Data entries
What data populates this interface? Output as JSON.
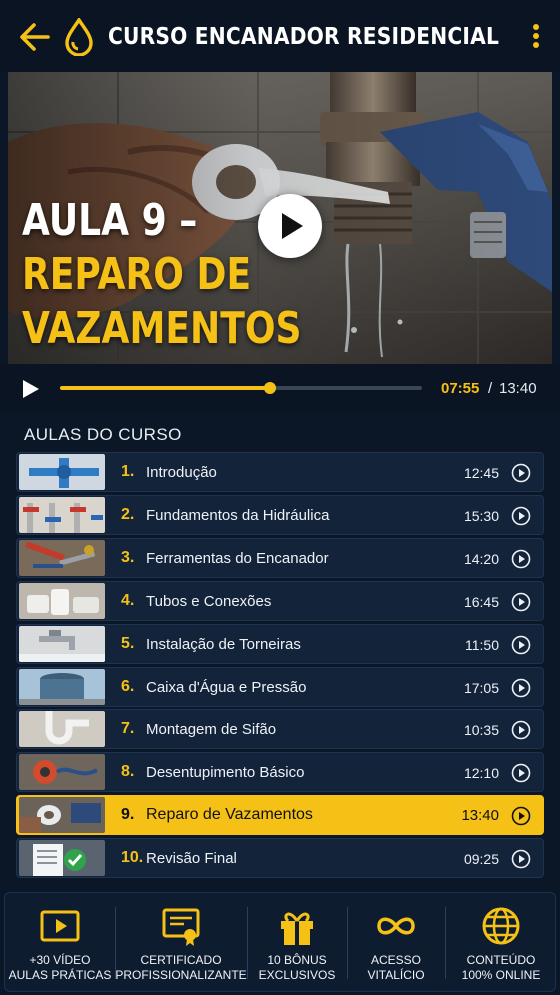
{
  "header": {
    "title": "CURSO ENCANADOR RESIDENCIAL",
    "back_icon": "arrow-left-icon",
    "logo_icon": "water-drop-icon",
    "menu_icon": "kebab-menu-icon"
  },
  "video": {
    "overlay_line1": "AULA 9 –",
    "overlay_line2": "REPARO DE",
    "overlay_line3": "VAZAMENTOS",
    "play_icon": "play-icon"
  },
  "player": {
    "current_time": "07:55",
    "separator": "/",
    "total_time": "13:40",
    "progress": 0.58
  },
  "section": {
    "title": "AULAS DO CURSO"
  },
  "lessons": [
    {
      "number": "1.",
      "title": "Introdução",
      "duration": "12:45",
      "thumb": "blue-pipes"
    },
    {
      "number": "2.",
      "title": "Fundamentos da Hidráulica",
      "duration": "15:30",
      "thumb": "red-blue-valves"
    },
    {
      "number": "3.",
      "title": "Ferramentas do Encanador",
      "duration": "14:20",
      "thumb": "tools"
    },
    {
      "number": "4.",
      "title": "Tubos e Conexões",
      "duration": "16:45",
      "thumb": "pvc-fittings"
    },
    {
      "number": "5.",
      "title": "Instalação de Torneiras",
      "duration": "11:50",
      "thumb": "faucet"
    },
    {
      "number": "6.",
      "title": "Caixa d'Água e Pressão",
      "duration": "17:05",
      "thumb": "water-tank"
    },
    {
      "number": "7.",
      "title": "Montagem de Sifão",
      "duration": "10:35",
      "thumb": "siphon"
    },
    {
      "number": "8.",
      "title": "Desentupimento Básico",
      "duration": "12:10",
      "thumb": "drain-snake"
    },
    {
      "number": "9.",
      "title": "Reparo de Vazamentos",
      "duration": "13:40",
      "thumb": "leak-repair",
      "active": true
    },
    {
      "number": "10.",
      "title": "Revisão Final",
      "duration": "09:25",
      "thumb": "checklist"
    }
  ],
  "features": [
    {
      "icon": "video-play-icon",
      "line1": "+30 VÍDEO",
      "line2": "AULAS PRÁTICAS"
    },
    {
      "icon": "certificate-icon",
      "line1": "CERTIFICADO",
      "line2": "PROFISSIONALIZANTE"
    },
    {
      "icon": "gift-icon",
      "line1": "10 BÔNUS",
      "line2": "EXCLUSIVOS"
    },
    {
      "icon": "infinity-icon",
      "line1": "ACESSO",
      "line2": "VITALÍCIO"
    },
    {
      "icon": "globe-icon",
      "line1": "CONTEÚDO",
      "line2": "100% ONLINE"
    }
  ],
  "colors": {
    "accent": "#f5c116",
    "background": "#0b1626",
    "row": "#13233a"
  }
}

- _Aim_: Omit each picture, then return all of the listing exactly as it stands.

- _Solved problem_:
What data populates this interface? Output as JSON.
{
  "header": {
    "title": "CURSO ENCANADOR RESIDENCIAL",
    "back_icon": "arrow-left-icon",
    "logo_icon": "water-drop-icon",
    "menu_icon": "kebab-menu-icon"
  },
  "video": {
    "overlay_line1": "AULA 9 –",
    "overlay_line2": "REPARO DE",
    "overlay_line3": "VAZAMENTOS",
    "play_icon": "play-icon"
  },
  "player": {
    "current_time": "07:55",
    "separator": "/",
    "total_time": "13:40",
    "progress": 0.58
  },
  "section": {
    "title": "AULAS DO CURSO"
  },
  "lessons": [
    {
      "number": "1.",
      "title": "Introdução",
      "duration": "12:45",
      "thumb": "blue-pipes"
    },
    {
      "number": "2.",
      "title": "Fundamentos da Hidráulica",
      "duration": "15:30",
      "thumb": "red-blue-valves"
    },
    {
      "number": "3.",
      "title": "Ferramentas do Encanador",
      "duration": "14:20",
      "thumb": "tools"
    },
    {
      "number": "4.",
      "title": "Tubos e Conexões",
      "duration": "16:45",
      "thumb": "pvc-fittings"
    },
    {
      "number": "5.",
      "title": "Instalação de Torneiras",
      "duration": "11:50",
      "thumb": "faucet"
    },
    {
      "number": "6.",
      "title": "Caixa d'Água e Pressão",
      "duration": "17:05",
      "thumb": "water-tank"
    },
    {
      "number": "7.",
      "title": "Montagem de Sifão",
      "duration": "10:35",
      "thumb": "siphon"
    },
    {
      "number": "8.",
      "title": "Desentupimento Básico",
      "duration": "12:10",
      "thumb": "drain-snake"
    },
    {
      "number": "9.",
      "title": "Reparo de Vazamentos",
      "duration": "13:40",
      "thumb": "leak-repair",
      "active": true
    },
    {
      "number": "10.",
      "title": "Revisão Final",
      "duration": "09:25",
      "thumb": "checklist"
    }
  ],
  "features": [
    {
      "icon": "video-play-icon",
      "line1": "+30 VÍDEO",
      "line2": "AULAS PRÁTICAS"
    },
    {
      "icon": "certificate-icon",
      "line1": "CERTIFICADO",
      "line2": "PROFISSIONALIZANTE"
    },
    {
      "icon": "gift-icon",
      "line1": "10 BÔNUS",
      "line2": "EXCLUSIVOS"
    },
    {
      "icon": "infinity-icon",
      "line1": "ACESSO",
      "line2": "VITALÍCIO"
    },
    {
      "icon": "globe-icon",
      "line1": "CONTEÚDO",
      "line2": "100% ONLINE"
    }
  ],
  "colors": {
    "accent": "#f5c116",
    "background": "#0b1626",
    "row": "#13233a"
  }
}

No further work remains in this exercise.